### Stated exercise
Note how many lines include the word "label", and give that number by itself.

### Records to use
═══

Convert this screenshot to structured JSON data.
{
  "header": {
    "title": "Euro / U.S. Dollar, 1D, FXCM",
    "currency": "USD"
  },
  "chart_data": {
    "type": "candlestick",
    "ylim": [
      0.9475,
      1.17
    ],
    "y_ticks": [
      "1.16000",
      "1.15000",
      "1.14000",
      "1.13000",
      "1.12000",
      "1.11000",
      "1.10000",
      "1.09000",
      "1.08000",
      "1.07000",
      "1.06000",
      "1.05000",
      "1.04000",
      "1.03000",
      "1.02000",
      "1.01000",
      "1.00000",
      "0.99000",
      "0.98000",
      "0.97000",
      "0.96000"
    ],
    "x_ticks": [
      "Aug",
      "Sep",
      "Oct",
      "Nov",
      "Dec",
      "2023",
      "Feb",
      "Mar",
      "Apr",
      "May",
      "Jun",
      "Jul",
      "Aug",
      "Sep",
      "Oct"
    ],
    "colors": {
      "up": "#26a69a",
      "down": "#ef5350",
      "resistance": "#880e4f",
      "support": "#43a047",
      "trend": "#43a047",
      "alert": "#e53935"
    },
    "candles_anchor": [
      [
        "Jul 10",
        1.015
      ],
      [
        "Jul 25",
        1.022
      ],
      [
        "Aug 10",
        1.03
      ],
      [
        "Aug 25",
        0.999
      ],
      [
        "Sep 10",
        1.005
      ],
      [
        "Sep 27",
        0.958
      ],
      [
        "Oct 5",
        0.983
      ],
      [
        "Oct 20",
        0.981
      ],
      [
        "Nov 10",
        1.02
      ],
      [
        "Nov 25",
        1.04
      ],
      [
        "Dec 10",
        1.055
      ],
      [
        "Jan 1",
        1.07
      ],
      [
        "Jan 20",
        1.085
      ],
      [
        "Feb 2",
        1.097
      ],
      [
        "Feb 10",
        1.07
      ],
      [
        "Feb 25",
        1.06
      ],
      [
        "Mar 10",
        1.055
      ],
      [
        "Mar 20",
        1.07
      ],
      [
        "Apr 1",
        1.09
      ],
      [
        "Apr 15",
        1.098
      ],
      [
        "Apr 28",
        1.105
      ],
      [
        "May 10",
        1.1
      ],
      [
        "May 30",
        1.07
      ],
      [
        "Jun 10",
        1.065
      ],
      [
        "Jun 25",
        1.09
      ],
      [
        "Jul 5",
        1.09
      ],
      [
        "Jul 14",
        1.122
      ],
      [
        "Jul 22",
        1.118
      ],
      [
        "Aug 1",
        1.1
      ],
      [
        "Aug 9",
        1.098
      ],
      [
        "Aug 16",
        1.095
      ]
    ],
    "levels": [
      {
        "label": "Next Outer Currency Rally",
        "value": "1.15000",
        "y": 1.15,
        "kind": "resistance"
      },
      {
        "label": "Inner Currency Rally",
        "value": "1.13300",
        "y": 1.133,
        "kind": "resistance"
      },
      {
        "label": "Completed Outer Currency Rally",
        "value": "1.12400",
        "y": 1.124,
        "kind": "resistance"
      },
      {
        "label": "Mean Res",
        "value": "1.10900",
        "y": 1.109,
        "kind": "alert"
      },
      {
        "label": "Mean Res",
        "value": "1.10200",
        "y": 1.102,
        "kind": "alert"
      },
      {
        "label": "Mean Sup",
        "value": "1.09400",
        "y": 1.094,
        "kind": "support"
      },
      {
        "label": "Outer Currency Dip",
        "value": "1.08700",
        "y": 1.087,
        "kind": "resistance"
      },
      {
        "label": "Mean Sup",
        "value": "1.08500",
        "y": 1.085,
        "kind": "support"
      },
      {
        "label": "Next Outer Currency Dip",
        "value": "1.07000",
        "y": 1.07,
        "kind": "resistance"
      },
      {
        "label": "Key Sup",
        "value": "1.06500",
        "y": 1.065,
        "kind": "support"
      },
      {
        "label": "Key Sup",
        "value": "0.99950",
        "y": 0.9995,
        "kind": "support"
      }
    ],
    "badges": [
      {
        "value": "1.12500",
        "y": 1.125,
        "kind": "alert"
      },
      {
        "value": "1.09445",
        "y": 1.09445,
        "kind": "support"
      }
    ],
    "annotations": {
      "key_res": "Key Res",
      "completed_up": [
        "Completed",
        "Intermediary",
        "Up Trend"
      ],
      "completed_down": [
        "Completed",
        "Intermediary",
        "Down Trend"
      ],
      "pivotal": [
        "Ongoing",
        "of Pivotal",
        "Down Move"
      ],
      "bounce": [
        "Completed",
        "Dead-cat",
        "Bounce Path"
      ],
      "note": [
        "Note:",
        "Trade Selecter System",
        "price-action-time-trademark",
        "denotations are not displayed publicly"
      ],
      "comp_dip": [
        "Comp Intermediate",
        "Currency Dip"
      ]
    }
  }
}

═══

### The output
11